─── Extracted material ───

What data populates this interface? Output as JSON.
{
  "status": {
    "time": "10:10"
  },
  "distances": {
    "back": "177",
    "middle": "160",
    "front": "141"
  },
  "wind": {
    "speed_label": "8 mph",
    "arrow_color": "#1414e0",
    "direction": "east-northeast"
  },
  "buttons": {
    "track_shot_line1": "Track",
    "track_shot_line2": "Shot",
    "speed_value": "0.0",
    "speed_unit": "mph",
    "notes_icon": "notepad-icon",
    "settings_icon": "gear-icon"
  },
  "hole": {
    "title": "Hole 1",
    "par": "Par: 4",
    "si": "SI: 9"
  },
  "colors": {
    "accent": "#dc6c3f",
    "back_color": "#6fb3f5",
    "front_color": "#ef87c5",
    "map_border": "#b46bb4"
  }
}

───

■ Given instruction: Copy each line containing the word "icon" from the data.

■ Worked solution:
    "notes_icon": "notepad-icon",
    "settings_icon": "gear-icon"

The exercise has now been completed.